## SHORT PROBLEM
Faithfully return all lines, omitting every embedded picture.

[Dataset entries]
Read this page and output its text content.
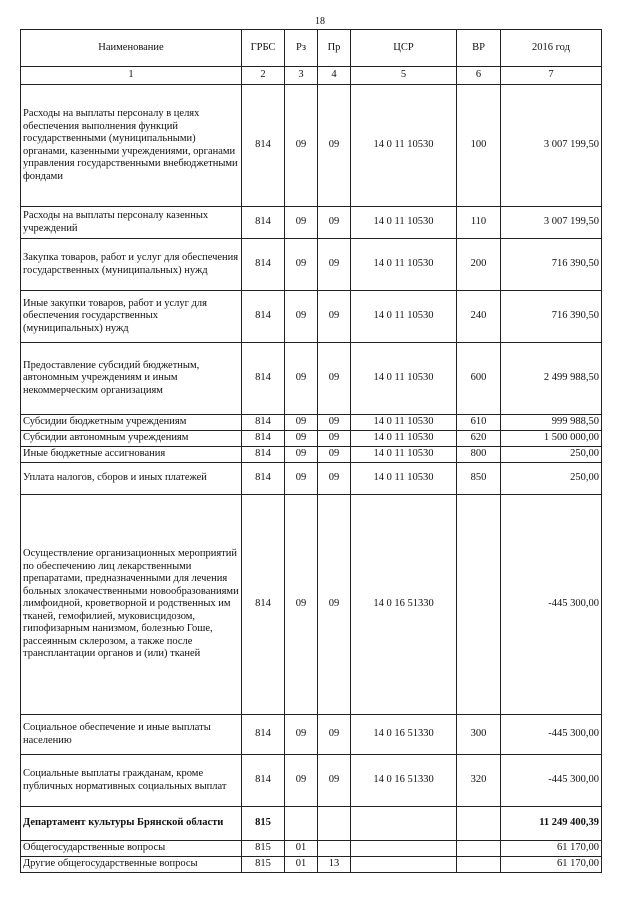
18
Наименование	ГРБС	Рз	Пр	ЦСР	ВР	2016 год
1	2	3	4	5	6	7
Расходы на выплаты персоналу в целях обеспечения выполнения функций государственными (муниципальными) органами, казенными учреждениями, органами управления государственными внебюджетными фондами	814	09	09	14 0 11 10530	100	3 007 199,50
Расходы на выплаты персоналу казенных учреждений	814	09	09	14 0 11 10530	110	3 007 199,50
Закупка товаров, работ и услуг для обеспечения государственных (муниципальных) нужд	814	09	09	14 0 11 10530	200	716 390,50
Иные закупки товаров, работ и услуг для обеспечения государственных (муниципальных) нужд	814	09	09	14 0 11 10530	240	716 390,50
Предоставление субсидий бюджетным, автономным учреждениям и иным некоммерческим организациям	814	09	09	14 0 11 10530	600	2 499 988,50
Субсидии бюджетным учреждениям	814	09	09	14 0 11 10530	610	999 988,50
Субсидии автономным учреждениям	814	09	09	14 0 11 10530	620	1 500 000,00
Иные бюджетные ассигнования	814	09	09	14 0 11 10530	800	250,00
Уплата налогов, сборов и иных платежей	814	09	09	14 0 11 10530	850	250,00
Осуществление организационных мероприятий по обеспечению лиц лекарственными препаратами, предназначенными для лечения больных злокачественными новообразованиями лимфоидной, кроветворной и родственных им тканей, гемофилией, муковисцидозом, гипофизарным нанизмом, болезнью Гоше, рассеянным склерозом, а также после трансплантации органов и (или) тканей	814	09	09	14 0 16 51330		-445 300,00
Социальное обеспечение и иные выплаты населению	814	09	09	14 0 16 51330	300	-445 300,00
Социальные выплаты гражданам, кроме публичных нормативных социальных выплат	814	09	09	14 0 16 51330	320	-445 300,00
Департамент культуры Брянской области	815					11 249 400,39
Общегосударственные вопросы	815	01				61 170,00
Другие общегосударственные вопросы	815	01	13			61 170,00
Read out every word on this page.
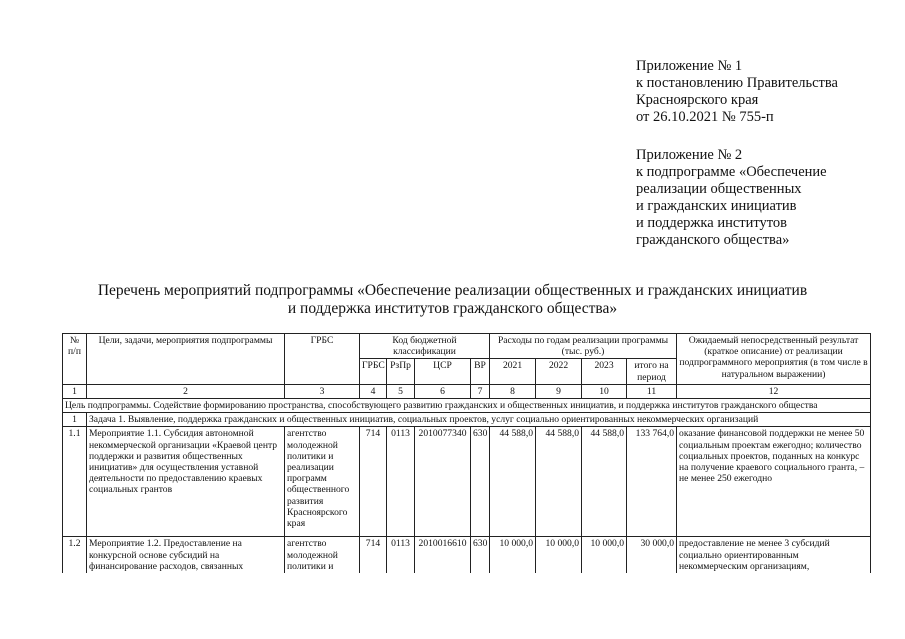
Приложение № 1
к постановлению Правительства
Красноярского края
от 26.10.2021 № 755-п
Приложение № 2
к подпрограмме «Обеспечение
реализации общественных
и гражданских инициатив
и поддержка институтов
гражданского общества»
Перечень мероприятий подпрограммы «Обеспечение реализации общественных и гражданских инициатив
и поддержка институтов гражданского общества»
№ п/п	Цели, задачи, мероприятия подпрограммы	ГРБС	Код бюджетной классификации				Расходы по годам реализации программы (тыс. руб.)				Ожидаемый непосредственный результат (краткое описание) от реализации подпрограммного мероприятия (в том числе в натуральном выражении)
			ГРБС	РзПр	ЦСР	ВР	2021	2022	2023	итого на период	
1	2	3	4	5	6	7	8	9	10	11	12
Цель подпрограммы. Содействие формированию пространства, способствующего развитию гражданских и общественных инициатив, и поддержка институтов гражданского общества											
1	Задача 1. Выявление, поддержка гражданских и общественных инициатив, социальных проектов, услуг социально ориентированных некоммерческих организаций										
1.1	Мероприятие 1.1. Субсидия автономной некоммерческой организации «Краевой центр поддержки и развития общественных инициатив» для осуществления уставной деятельности по предоставлению краевых социальных грантов	агентство молодежной политики и реализации программ общественного развития Красноярского края	714	0113	2010077340	630	44 588,0	44 588,0	44 588,0	133 764,0	оказание финансовой поддержки не менее 50 социальным проектам ежегодно; количество социальных проектов, поданных на конкурс на получение краевого социального гранта, – не менее 250 ежегодно
1.2	Мероприятие 1.2. Предоставление на конкурсной основе субсидий на финансирование расходов, связанных	агентство молодежной политики и	714	0113	2010016610	630	10 000,0	10 000,0	10 000,0	30 000,0	предоставление не менее 3 субсидий социально ориентированным некоммерческим организациям,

## COMPLETED TASK
Read this page and output its text content.
18
Наименование	ГРБС	Рз	Пр	ЦСР	ВР	2016 год
1	2	3	4	5	6	7
Расходы на выплаты персоналу в целях обеспечения выполнения функций государственными (муниципальными) органами, казенными учреждениями, органами управления государственными внебюджетными фондами	814	09	09	14 0 11 10530	100	3 007 199,50
Расходы на выплаты персоналу казенных учреждений	814	09	09	14 0 11 10530	110	3 007 199,50
Закупка товаров, работ и услуг для обеспечения государственных (муниципальных) нужд	814	09	09	14 0 11 10530	200	716 390,50
Иные закупки товаров, работ и услуг для обеспечения государственных (муниципальных) нужд	814	09	09	14 0 11 10530	240	716 390,50
Предоставление субсидий бюджетным, автономным учреждениям и иным некоммерческим организациям	814	09	09	14 0 11 10530	600	2 499 988,50
Субсидии бюджетным учреждениям	814	09	09	14 0 11 10530	610	999 988,50
Субсидии автономным учреждениям	814	09	09	14 0 11 10530	620	1 500 000,00
Иные бюджетные ассигнования	814	09	09	14 0 11 10530	800	250,00
Уплата налогов, сборов и иных платежей	814	09	09	14 0 11 10530	850	250,00
Осуществление организационных мероприятий по обеспечению лиц лекарственными препаратами, предназначенными для лечения больных злокачественными новообразованиями лимфоидной, кроветворной и родственных им тканей, гемофилией, муковисцидозом, гипофизарным нанизмом, болезнью Гоше, рассеянным склерозом, а также после трансплантации органов и (или) тканей	814	09	09	14 0 16 51330		-445 300,00
Социальное обеспечение и иные выплаты населению	814	09	09	14 0 16 51330	300	-445 300,00
Социальные выплаты гражданам, кроме публичных нормативных социальных выплат	814	09	09	14 0 16 51330	320	-445 300,00
Департамент культуры Брянской области	815					11 249 400,39
Общегосударственные вопросы	815	01				61 170,00
Другие общегосударственные вопросы	815	01	13			61 170,00
Read out every word on this page.
Приложение № 1
к постановлению Правительства
Красноярского края
от 26.10.2021 № 755-п
Приложение № 2
к подпрограмме «Обеспечение
реализации общественных
и гражданских инициатив
и поддержка институтов
гражданского общества»
Перечень мероприятий подпрограммы «Обеспечение реализации общественных и гражданских инициатив
и поддержка институтов гражданского общества»
№ п/п	Цели, задачи, мероприятия подпрограммы	ГРБС	Код бюджетной классификации				Расходы по годам реализации программы (тыс. руб.)				Ожидаемый непосредственный результат (краткое описание) от реализации подпрограммного мероприятия (в том числе в натуральном выражении)
			ГРБС	РзПр	ЦСР	ВР	2021	2022	2023	итого на период	
1	2	3	4	5	6	7	8	9	10	11	12
Цель подпрограммы. Содействие формированию пространства, способствующего развитию гражданских и общественных инициатив, и поддержка институтов гражданского общества											
1	Задача 1. Выявление, поддержка гражданских и общественных инициатив, социальных проектов, услуг социально ориентированных некоммерческих организаций										
1.1	Мероприятие 1.1. Субсидия автономной некоммерческой организации «Краевой центр поддержки и развития общественных инициатив» для осуществления уставной деятельности по предоставлению краевых социальных грантов	агентство молодежной политики и реализации программ общественного развития Красноярского края	714	0113	2010077340	630	44 588,0	44 588,0	44 588,0	133 764,0	оказание финансовой поддержки не менее 50 социальным проектам ежегодно; количество социальных проектов, поданных на конкурс на получение краевого социального гранта, – не менее 250 ежегодно
1.2	Мероприятие 1.2. Предоставление на конкурсной основе субсидий на финансирование расходов, связанных	агентство молодежной политики и	714	0113	2010016610	630	10 000,0	10 000,0	10 000,0	30 000,0	предоставление не менее 3 субсидий социально ориентированным некоммерческим организациям,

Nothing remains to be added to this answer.